WORK REQUIRED - Do any lines in the data below contain "adapté"? If so, copy every one of them.
-- start of DATA IN THIS EXERCISE --
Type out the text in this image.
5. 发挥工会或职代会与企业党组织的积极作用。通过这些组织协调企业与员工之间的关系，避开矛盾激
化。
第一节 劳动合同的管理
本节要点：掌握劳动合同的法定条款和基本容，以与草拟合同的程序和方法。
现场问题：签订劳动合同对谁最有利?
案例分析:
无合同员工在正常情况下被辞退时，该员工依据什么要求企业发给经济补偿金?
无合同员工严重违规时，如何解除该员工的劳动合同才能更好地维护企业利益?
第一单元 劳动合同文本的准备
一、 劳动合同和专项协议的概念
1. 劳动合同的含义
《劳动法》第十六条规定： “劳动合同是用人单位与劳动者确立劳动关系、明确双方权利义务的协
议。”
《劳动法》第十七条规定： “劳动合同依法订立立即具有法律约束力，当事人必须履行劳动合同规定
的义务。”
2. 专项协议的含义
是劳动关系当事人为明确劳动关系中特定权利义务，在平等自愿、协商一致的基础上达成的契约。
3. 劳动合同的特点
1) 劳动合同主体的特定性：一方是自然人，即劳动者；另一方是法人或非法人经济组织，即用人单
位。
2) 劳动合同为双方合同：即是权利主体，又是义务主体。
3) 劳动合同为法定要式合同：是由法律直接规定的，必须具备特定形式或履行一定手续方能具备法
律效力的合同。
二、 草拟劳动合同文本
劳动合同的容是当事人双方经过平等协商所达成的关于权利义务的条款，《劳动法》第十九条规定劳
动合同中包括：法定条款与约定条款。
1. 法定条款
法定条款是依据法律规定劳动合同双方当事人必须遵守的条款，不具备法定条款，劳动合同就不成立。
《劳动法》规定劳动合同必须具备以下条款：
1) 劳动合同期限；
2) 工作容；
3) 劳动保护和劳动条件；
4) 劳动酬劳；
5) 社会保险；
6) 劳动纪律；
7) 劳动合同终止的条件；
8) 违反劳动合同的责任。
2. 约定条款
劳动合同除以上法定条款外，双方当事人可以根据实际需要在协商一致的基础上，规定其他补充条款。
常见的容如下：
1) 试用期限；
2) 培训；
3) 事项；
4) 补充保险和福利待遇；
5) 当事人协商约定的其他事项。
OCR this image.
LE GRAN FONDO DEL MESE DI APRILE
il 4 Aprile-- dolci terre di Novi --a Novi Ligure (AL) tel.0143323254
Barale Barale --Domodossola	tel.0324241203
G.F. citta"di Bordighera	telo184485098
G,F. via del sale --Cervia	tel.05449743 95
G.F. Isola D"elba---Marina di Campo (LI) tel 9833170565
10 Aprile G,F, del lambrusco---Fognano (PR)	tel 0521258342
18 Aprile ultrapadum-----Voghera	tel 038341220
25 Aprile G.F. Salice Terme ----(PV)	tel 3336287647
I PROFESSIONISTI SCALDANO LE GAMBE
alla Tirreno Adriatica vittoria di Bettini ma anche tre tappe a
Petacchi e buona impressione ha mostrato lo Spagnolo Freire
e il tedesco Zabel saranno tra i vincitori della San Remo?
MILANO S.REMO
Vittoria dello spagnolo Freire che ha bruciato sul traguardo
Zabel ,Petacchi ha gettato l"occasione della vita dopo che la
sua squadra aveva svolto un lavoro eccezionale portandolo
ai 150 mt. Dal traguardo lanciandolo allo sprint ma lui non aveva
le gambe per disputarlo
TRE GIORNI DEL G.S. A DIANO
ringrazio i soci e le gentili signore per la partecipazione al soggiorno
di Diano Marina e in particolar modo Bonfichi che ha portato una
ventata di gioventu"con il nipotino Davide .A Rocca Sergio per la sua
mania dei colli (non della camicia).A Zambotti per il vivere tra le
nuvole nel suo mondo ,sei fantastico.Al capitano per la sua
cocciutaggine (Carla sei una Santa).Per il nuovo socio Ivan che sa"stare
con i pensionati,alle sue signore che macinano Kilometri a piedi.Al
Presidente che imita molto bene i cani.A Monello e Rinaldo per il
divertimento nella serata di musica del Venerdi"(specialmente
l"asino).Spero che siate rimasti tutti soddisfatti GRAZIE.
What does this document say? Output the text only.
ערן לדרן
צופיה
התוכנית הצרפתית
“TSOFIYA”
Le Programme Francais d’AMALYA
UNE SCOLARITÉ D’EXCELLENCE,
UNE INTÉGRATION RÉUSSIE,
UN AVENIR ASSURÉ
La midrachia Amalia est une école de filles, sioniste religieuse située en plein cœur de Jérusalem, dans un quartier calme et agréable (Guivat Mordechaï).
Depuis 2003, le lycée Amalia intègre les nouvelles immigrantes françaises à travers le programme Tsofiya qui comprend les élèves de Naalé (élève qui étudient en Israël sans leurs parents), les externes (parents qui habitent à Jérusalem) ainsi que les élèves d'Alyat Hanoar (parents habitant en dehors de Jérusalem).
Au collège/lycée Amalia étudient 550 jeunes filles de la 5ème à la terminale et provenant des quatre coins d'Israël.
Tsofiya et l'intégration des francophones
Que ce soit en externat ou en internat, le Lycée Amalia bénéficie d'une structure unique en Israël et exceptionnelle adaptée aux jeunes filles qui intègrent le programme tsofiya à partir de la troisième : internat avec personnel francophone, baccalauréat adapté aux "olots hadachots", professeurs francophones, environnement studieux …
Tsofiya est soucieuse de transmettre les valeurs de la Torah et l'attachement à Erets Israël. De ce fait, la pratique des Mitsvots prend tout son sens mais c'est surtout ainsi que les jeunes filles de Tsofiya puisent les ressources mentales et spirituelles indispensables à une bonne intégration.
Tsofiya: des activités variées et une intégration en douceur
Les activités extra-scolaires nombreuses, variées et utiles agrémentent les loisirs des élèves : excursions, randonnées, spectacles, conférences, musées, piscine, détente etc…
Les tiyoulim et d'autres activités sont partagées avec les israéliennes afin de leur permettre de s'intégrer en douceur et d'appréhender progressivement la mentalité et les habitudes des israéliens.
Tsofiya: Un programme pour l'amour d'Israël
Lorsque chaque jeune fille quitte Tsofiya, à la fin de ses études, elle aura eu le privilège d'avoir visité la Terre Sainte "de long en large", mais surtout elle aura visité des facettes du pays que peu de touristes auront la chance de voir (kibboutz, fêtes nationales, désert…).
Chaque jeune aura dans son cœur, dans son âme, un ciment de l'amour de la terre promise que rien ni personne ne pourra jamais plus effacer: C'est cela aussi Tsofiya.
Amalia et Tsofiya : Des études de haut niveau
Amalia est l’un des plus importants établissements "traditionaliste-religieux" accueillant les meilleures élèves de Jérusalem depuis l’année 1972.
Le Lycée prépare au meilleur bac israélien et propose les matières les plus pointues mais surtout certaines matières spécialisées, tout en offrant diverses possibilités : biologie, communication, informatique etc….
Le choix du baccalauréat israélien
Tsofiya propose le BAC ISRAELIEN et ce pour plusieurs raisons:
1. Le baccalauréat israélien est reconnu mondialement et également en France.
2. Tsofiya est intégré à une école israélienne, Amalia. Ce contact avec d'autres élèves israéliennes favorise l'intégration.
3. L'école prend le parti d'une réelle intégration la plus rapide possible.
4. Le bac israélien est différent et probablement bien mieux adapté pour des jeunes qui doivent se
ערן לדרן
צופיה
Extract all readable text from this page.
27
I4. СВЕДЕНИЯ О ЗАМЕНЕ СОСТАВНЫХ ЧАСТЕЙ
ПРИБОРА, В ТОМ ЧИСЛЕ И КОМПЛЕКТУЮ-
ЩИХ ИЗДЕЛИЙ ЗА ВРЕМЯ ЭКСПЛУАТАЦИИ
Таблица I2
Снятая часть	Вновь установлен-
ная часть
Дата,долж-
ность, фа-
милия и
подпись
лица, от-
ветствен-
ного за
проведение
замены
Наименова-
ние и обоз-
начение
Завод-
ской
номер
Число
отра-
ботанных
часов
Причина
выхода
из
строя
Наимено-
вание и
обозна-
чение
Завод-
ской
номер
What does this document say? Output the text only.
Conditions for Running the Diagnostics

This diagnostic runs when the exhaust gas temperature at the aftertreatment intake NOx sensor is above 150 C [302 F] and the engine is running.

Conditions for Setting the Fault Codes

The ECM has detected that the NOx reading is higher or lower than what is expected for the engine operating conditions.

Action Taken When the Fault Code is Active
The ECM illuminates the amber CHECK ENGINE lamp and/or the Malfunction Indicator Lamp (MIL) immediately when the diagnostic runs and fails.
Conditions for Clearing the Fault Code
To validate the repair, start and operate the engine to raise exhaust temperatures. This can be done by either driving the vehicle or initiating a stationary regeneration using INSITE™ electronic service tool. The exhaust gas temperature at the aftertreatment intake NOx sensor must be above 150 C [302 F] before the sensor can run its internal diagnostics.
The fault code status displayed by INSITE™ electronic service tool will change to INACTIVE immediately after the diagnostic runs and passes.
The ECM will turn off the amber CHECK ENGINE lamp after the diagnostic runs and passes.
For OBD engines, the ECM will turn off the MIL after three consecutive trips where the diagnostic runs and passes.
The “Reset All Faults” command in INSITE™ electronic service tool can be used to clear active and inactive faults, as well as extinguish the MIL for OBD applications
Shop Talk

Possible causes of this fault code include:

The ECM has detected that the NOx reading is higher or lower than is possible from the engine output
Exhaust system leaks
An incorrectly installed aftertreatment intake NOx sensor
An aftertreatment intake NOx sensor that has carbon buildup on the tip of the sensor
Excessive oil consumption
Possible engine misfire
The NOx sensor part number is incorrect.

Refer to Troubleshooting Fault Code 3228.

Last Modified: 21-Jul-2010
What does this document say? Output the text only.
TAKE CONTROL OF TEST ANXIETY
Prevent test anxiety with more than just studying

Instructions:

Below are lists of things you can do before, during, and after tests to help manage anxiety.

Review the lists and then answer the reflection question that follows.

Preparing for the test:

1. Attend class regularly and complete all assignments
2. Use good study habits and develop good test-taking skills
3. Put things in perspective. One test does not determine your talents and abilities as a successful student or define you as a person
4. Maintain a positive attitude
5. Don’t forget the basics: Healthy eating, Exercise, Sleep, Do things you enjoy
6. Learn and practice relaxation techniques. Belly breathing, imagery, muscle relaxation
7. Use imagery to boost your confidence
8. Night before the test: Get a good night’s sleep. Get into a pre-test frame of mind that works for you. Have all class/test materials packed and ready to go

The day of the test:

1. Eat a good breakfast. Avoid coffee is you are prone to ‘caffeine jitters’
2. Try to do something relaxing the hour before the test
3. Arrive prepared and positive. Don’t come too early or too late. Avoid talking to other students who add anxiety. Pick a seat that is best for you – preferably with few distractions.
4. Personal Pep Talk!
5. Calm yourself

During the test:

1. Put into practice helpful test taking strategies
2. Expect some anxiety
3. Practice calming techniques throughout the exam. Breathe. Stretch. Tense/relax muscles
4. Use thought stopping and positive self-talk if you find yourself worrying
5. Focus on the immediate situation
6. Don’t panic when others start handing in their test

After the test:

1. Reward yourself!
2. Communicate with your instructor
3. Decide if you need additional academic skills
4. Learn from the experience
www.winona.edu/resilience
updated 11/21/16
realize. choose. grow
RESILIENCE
-- end of DATA IN THIS EXERCISE --
COMPLETE ANSWER -
Que ce soit en externat ou en internat, le Lycée Amalia bénéficie d'une structure unique en Israël et exceptionnelle adaptée aux jeunes filles qui intègrent le programme tsofiya à partir de la troisième : internat avec personnel francophone, baccalauréat adapté aux "olots hadachots", professeurs francophones, environnement studieux …
4. Le bac israélien est différent et probablement bien mieux adapté pour des jeunes qui doivent se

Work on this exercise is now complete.